_Material for this task_:
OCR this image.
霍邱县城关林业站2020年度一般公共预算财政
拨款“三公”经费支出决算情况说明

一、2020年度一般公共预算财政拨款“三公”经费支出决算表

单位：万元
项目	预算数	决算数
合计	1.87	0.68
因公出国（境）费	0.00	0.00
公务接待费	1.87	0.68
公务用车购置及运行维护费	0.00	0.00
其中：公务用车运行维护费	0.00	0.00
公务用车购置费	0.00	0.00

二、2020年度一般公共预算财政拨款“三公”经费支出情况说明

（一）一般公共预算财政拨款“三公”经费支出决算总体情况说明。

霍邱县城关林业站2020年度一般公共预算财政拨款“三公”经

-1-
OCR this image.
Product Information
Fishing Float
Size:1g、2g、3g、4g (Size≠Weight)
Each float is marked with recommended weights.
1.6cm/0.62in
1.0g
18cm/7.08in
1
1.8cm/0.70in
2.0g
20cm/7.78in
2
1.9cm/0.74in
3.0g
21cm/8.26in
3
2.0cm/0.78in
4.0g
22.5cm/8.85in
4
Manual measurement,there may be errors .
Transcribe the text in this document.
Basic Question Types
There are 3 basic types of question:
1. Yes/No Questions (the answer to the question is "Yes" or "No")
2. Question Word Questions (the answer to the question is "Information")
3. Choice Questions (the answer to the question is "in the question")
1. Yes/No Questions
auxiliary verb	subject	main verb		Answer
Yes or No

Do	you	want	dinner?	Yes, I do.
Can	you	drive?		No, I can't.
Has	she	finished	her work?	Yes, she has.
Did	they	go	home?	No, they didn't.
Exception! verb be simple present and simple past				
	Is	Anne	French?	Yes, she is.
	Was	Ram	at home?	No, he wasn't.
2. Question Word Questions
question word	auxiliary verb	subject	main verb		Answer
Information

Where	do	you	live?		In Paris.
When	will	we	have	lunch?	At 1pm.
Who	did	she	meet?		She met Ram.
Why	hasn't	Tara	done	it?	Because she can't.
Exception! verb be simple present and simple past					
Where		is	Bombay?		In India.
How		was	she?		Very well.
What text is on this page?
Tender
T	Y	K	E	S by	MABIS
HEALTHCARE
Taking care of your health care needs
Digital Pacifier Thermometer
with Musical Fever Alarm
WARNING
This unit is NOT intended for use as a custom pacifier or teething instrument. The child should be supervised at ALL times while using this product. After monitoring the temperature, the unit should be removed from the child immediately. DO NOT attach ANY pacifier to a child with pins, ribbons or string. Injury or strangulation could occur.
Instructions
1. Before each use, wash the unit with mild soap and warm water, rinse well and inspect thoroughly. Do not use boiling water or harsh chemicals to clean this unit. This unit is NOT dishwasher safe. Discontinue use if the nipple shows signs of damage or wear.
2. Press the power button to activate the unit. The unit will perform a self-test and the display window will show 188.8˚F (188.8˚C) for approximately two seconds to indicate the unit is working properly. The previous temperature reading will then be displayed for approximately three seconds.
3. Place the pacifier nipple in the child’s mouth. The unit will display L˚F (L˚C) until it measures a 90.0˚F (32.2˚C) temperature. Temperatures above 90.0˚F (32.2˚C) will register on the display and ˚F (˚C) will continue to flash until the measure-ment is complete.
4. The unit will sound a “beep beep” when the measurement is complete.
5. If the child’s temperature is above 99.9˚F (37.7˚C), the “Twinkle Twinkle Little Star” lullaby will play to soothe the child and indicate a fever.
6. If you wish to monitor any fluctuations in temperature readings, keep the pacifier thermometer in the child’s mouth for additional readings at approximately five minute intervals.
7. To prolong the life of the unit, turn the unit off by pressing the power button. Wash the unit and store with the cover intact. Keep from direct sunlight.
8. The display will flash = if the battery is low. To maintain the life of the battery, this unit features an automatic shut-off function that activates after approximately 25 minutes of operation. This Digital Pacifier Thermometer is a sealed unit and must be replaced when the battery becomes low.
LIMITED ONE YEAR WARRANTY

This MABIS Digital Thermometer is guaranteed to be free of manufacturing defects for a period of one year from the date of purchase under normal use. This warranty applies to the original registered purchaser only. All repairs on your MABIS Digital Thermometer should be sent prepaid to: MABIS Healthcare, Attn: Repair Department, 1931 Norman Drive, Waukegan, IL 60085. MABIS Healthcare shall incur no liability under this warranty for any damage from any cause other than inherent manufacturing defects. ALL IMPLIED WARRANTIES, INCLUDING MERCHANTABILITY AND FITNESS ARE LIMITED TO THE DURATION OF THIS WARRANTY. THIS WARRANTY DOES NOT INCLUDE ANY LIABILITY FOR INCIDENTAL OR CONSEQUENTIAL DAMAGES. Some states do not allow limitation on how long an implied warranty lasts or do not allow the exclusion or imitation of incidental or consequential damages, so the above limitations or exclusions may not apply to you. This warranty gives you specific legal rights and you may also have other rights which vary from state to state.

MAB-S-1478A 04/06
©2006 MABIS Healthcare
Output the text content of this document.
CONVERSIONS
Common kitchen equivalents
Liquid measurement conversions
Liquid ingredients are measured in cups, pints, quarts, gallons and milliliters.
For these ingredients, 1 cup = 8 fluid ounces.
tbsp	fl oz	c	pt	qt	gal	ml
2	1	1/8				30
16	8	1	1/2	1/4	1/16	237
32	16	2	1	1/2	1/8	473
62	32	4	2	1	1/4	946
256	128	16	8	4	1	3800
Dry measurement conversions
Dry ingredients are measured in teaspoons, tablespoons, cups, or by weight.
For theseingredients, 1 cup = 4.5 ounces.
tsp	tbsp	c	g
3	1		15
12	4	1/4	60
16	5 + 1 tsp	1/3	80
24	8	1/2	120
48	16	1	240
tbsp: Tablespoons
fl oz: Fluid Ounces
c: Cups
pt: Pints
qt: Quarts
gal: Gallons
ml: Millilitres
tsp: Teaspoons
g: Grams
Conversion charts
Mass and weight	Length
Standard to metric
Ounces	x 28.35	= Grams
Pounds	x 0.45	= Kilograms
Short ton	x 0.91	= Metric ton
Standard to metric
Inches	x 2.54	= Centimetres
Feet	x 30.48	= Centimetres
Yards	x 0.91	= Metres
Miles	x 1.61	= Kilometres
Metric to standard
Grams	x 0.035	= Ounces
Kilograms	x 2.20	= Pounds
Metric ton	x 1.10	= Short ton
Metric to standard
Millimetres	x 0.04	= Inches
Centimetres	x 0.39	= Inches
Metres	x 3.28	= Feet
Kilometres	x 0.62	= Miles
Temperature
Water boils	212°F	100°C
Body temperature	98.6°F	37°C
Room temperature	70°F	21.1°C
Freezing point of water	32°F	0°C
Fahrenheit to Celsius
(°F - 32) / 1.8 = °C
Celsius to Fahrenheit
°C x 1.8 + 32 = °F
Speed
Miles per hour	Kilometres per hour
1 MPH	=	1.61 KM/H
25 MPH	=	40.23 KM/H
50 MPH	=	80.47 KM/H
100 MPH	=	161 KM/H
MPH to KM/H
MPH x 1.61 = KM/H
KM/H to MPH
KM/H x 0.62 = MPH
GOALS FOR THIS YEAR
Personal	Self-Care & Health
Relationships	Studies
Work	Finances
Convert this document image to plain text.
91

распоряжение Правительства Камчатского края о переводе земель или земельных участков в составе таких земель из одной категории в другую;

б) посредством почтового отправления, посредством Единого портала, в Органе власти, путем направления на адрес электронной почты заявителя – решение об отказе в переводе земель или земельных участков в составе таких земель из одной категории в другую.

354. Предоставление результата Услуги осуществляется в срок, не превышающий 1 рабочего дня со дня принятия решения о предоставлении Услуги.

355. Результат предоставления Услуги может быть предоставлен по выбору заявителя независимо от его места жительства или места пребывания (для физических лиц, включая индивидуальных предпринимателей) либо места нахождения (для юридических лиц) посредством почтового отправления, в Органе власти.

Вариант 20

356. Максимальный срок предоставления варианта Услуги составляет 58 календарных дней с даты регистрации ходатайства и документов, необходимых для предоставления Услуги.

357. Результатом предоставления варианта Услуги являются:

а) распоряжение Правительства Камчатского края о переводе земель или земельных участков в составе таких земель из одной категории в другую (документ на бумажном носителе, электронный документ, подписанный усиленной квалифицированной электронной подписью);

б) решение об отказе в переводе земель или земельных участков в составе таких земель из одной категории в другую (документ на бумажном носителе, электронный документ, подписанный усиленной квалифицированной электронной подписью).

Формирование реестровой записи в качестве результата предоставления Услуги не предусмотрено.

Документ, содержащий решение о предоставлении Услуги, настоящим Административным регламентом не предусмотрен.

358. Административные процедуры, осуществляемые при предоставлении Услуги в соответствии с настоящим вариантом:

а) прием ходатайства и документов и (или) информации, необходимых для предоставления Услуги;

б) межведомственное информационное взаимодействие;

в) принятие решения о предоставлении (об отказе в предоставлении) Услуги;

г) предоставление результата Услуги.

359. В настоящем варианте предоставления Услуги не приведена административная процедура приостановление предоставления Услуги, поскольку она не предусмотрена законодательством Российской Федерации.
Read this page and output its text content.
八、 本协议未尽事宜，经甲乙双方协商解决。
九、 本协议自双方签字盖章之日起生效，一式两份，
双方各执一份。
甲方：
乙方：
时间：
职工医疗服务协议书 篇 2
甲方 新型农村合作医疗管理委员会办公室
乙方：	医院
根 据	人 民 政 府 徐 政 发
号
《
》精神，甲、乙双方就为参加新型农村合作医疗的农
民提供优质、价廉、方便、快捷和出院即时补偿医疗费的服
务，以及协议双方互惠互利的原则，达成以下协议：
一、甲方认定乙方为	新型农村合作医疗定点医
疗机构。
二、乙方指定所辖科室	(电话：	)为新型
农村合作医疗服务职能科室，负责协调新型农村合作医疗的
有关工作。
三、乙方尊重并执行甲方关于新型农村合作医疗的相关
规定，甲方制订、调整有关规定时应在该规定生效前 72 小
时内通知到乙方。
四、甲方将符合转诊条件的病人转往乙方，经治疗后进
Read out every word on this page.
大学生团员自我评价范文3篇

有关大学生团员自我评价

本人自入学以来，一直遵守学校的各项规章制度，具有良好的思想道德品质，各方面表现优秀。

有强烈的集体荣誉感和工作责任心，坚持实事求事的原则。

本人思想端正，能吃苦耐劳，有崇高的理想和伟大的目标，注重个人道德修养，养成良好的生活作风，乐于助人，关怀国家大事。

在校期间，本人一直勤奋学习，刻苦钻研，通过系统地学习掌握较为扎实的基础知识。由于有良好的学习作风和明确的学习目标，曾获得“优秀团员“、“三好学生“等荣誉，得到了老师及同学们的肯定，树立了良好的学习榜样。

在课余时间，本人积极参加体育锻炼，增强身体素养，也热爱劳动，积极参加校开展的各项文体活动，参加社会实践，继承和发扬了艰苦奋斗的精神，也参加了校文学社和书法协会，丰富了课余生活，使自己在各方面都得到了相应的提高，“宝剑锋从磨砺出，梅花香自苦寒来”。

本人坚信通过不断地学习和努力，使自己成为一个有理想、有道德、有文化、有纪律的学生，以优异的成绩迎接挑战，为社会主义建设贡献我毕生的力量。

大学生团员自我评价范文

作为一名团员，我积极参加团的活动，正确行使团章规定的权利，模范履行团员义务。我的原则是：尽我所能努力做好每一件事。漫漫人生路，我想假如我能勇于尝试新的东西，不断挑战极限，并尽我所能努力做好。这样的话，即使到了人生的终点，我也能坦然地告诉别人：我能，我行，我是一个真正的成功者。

_Stated problem_: Copy each line from the data above that includes "home".

_Solution below_:
Did	they	go	home?	No, they didn't.
	Was	Ram	at home?	No, he wasn't.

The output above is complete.